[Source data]
____________________

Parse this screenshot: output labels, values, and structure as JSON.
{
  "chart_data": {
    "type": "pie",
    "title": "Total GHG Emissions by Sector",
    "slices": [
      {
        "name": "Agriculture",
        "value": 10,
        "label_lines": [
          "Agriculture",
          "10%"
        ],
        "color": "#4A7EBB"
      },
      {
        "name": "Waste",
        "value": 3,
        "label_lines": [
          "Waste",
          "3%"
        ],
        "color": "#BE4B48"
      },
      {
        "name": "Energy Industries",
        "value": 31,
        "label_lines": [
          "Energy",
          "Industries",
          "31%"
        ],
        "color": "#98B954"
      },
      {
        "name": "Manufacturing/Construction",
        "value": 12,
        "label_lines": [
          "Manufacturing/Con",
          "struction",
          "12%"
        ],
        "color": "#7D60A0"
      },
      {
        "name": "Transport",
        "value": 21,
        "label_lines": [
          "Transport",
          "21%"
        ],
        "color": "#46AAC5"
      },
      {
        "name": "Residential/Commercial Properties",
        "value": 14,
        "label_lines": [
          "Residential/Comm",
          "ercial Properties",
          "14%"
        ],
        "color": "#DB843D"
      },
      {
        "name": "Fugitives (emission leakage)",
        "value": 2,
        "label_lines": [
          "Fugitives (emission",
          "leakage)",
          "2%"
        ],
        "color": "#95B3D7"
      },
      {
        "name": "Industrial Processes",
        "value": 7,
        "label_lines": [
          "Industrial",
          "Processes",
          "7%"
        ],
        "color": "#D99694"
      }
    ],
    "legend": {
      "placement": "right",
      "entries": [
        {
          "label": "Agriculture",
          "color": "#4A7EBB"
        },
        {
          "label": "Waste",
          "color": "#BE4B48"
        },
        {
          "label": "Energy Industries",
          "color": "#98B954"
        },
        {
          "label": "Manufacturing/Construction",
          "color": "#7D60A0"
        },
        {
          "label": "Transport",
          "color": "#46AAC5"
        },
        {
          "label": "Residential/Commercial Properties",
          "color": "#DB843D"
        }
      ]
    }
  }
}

____________________

● **What to produce**:
Tell how many lines of the records above hold the string "Properties". Give no other text.

● **The answer**:
3